Filter the listing below, please, and copy only the lines with the word "möjlighet".

** Opening Given entries block **

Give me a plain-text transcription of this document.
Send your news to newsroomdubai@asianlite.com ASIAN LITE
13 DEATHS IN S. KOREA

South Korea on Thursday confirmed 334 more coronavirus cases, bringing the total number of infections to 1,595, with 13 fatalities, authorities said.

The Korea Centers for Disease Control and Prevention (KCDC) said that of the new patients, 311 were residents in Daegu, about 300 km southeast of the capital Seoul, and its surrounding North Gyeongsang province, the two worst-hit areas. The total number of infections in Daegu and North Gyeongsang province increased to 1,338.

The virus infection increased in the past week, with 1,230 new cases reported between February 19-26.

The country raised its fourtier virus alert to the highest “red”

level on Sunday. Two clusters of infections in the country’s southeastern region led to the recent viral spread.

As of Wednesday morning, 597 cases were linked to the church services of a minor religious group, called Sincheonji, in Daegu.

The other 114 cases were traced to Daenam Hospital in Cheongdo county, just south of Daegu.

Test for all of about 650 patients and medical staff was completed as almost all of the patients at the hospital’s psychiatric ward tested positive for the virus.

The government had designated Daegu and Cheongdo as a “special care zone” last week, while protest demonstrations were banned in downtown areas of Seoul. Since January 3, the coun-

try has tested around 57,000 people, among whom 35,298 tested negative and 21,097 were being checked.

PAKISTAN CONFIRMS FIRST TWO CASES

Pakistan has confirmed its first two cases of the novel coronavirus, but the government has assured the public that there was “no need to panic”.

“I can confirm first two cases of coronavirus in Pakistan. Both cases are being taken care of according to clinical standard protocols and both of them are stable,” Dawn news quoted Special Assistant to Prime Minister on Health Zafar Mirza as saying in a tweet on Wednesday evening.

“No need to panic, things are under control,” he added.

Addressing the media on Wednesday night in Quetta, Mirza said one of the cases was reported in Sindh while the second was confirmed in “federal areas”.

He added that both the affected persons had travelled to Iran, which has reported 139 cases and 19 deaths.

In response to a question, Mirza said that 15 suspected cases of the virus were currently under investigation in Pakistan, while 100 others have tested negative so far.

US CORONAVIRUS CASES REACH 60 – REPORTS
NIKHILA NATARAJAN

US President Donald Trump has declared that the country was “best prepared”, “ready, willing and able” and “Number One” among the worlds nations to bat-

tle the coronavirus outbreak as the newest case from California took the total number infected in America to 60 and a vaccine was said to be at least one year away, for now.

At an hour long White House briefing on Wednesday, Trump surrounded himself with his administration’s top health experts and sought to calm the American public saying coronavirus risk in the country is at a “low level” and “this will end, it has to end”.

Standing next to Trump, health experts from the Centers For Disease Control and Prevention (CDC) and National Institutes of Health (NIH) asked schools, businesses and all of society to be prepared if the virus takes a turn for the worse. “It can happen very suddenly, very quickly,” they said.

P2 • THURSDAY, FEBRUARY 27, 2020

** Closing Given entries block **
** Opening Given entries block **

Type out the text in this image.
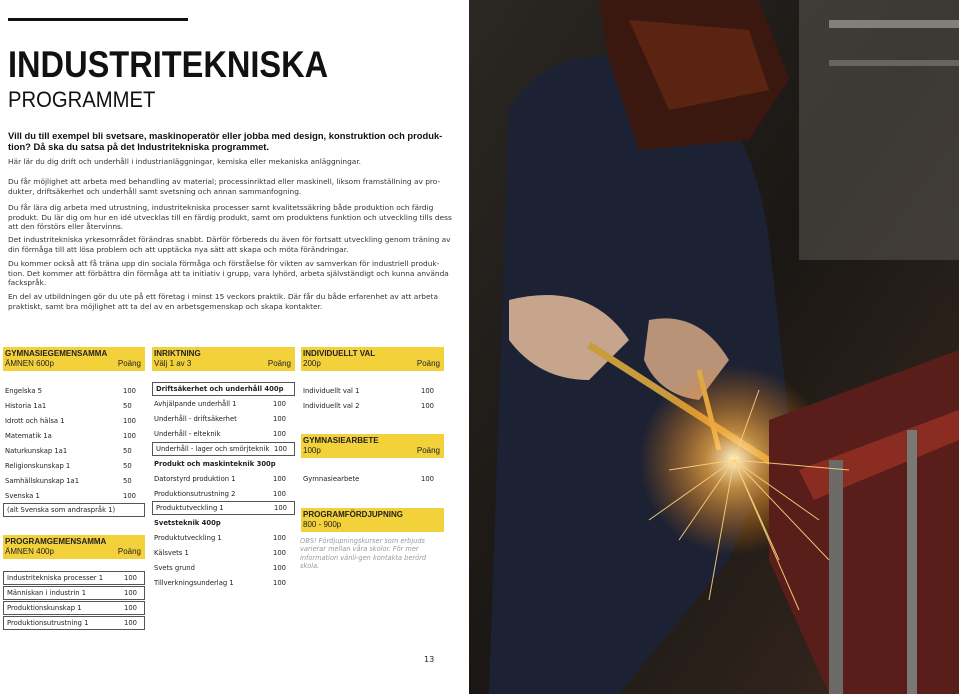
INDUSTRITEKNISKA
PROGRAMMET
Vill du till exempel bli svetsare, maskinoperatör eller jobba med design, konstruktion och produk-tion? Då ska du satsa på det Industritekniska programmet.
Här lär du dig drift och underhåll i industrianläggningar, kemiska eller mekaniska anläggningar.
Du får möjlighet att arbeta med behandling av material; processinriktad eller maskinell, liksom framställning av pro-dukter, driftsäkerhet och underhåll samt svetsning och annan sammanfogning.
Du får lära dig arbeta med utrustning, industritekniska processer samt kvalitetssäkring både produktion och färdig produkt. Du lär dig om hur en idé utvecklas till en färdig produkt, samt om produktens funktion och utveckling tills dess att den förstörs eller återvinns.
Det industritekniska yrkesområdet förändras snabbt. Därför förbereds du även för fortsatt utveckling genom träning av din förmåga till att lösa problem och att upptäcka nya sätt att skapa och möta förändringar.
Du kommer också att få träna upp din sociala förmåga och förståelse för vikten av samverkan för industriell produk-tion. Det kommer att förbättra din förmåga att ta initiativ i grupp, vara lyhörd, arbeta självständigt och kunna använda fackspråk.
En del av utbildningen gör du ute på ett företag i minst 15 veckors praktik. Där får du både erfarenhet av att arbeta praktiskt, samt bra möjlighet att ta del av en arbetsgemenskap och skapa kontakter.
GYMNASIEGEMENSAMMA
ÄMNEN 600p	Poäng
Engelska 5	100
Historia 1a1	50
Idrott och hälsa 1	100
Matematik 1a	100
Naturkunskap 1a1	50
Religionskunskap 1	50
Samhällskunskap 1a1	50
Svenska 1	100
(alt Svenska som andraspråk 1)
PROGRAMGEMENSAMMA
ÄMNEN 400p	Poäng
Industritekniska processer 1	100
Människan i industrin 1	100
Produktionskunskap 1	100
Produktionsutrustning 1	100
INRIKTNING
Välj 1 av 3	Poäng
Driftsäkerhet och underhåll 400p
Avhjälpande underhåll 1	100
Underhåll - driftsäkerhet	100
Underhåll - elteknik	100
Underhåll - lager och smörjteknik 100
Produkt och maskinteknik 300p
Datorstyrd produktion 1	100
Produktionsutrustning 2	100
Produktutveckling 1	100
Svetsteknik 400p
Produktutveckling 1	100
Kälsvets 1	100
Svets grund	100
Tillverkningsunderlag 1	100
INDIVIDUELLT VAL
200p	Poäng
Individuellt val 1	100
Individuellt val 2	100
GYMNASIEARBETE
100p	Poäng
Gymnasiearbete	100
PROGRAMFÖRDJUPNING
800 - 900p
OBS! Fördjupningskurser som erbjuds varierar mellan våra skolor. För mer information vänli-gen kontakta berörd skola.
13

** Closing Given entries block **

• Solution:
Du får möjlighet att arbeta med behandling av material; processinriktad eller maskinell, liksom framställning av pro-dukter, driftsäkerhet och underhåll samt svetsning och annan sammanfogning.
En del av utbildningen gör du ute på ett företag i minst 15 veckors praktik. Där får du både erfarenhet av att arbeta praktiskt, samt bra möjlighet att ta del av en arbetsgemenskap och skapa kontakter.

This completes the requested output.